===== Dataset entries

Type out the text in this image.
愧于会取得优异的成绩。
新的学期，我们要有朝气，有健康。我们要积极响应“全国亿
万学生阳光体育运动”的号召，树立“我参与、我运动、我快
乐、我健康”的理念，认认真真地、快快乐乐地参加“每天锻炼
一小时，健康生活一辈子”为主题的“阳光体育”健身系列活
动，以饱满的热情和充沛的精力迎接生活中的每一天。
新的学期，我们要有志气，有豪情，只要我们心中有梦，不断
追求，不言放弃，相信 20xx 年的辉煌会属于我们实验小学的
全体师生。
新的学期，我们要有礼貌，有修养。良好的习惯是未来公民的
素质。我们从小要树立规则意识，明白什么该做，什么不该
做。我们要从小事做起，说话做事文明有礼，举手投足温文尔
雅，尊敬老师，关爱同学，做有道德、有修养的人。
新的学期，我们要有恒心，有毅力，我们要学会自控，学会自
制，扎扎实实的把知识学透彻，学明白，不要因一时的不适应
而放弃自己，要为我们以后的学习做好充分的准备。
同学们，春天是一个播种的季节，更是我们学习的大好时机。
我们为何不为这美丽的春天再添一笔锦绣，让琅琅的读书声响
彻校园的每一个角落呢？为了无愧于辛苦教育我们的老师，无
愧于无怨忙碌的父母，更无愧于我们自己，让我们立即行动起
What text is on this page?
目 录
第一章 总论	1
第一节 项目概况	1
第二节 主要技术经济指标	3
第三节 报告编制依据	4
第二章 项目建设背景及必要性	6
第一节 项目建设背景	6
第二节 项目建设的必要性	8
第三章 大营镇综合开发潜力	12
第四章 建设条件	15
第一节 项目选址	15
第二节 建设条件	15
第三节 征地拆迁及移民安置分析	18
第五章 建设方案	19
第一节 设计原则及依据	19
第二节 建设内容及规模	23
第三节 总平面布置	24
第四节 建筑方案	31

==========

* Job
Go through the listing and copy all of it exactly.

* Final result
Type out the text in this image.
愧于会取得优异的成绩。
新的学期，我们要有朝气，有健康。我们要积极响应“全国亿
万学生阳光体育运动”的号召，树立“我参与、我运动、我快
乐、我健康”的理念，认认真真地、快快乐乐地参加“每天锻炼
一小时，健康生活一辈子”为主题的“阳光体育”健身系列活
动，以饱满的热情和充沛的精力迎接生活中的每一天。
新的学期，我们要有志气，有豪情，只要我们心中有梦，不断
追求，不言放弃，相信 20xx 年的辉煌会属于我们实验小学的
全体师生。
新的学期，我们要有礼貌，有修养。良好的习惯是未来公民的
素质。我们从小要树立规则意识，明白什么该做，什么不该
做。我们要从小事做起，说话做事文明有礼，举手投足温文尔
雅，尊敬老师，关爱同学，做有道德、有修养的人。
新的学期，我们要有恒心，有毅力，我们要学会自控，学会自
制，扎扎实实的把知识学透彻，学明白，不要因一时的不适应
而放弃自己，要为我们以后的学习做好充分的准备。
同学们，春天是一个播种的季节，更是我们学习的大好时机。
我们为何不为这美丽的春天再添一笔锦绣，让琅琅的读书声响
彻校园的每一个角落呢？为了无愧于辛苦教育我们的老师，无
愧于无怨忙碌的父母，更无愧于我们自己，让我们立即行动起
What text is on this page?
目 录
第一章 总论	1
第一节 项目概况	1
第二节 主要技术经济指标	3
第三节 报告编制依据	4
第二章 项目建设背景及必要性	6
第一节 项目建设背景	6
第二节 项目建设的必要性	8
第三章 大营镇综合开发潜力	12
第四章 建设条件	15
第一节 项目选址	15
第二节 建设条件	15
第三节 征地拆迁及移民安置分析	18
第五章 建设方案	19
第一节 设计原则及依据	19
第二节 建设内容及规模	23
第三节 总平面布置	24
第四节 建筑方案	31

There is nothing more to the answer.